■ Instructions for the task
Write out the data below in full. Keep it exact.

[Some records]
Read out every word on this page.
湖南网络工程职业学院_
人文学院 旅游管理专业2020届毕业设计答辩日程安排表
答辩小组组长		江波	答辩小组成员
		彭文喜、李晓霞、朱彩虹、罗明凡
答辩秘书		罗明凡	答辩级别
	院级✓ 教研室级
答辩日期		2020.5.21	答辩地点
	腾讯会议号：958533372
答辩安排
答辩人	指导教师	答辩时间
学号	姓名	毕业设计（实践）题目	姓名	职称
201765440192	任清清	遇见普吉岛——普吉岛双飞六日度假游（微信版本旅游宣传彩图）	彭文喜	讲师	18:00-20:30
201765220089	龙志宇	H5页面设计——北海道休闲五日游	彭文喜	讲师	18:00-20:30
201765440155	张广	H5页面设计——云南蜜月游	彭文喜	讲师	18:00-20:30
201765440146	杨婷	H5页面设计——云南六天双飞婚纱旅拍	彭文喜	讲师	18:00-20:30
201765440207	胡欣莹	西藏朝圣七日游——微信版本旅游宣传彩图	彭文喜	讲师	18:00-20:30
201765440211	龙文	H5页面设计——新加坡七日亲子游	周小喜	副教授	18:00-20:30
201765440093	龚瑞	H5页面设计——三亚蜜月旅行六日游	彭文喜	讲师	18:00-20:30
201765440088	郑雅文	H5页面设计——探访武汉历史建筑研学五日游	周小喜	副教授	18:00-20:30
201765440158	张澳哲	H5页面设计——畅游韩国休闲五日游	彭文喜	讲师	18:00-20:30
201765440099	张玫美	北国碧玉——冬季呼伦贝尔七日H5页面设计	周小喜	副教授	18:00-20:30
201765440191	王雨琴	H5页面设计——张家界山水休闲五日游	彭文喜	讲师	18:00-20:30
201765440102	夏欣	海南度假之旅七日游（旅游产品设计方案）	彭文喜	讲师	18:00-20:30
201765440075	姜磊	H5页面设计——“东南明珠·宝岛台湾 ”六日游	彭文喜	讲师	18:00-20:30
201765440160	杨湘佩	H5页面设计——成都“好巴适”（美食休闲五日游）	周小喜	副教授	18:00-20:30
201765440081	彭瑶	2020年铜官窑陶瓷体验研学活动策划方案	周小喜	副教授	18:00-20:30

■ Output for this task
Read out every word on this page.
湖南网络工程职业学院_
人文学院 旅游管理专业2020届毕业设计答辩日程安排表
答辩小组组长		江波	答辩小组成员
		彭文喜、李晓霞、朱彩虹、罗明凡
答辩秘书		罗明凡	答辩级别
	院级✓ 教研室级
答辩日期		2020.5.21	答辩地点
	腾讯会议号：958533372
答辩安排
答辩人	指导教师	答辩时间
学号	姓名	毕业设计（实践）题目	姓名	职称
201765440192	任清清	遇见普吉岛——普吉岛双飞六日度假游（微信版本旅游宣传彩图）	彭文喜	讲师	18:00-20:30
201765220089	龙志宇	H5页面设计——北海道休闲五日游	彭文喜	讲师	18:00-20:30
201765440155	张广	H5页面设计——云南蜜月游	彭文喜	讲师	18:00-20:30
201765440146	杨婷	H5页面设计——云南六天双飞婚纱旅拍	彭文喜	讲师	18:00-20:30
201765440207	胡欣莹	西藏朝圣七日游——微信版本旅游宣传彩图	彭文喜	讲师	18:00-20:30
201765440211	龙文	H5页面设计——新加坡七日亲子游	周小喜	副教授	18:00-20:30
201765440093	龚瑞	H5页面设计——三亚蜜月旅行六日游	彭文喜	讲师	18:00-20:30
201765440088	郑雅文	H5页面设计——探访武汉历史建筑研学五日游	周小喜	副教授	18:00-20:30
201765440158	张澳哲	H5页面设计——畅游韩国休闲五日游	彭文喜	讲师	18:00-20:30
201765440099	张玫美	北国碧玉——冬季呼伦贝尔七日H5页面设计	周小喜	副教授	18:00-20:30
201765440191	王雨琴	H5页面设计——张家界山水休闲五日游	彭文喜	讲师	18:00-20:30
201765440102	夏欣	海南度假之旅七日游（旅游产品设计方案）	彭文喜	讲师	18:00-20:30
201765440075	姜磊	H5页面设计——“东南明珠·宝岛台湾 ”六日游	彭文喜	讲师	18:00-20:30
201765440160	杨湘佩	H5页面设计——成都“好巴适”（美食休闲五日游）	周小喜	副教授	18:00-20:30
201765440081	彭瑶	2020年铜官窑陶瓷体验研学活动策划方案	周小喜	副教授	18:00-20:30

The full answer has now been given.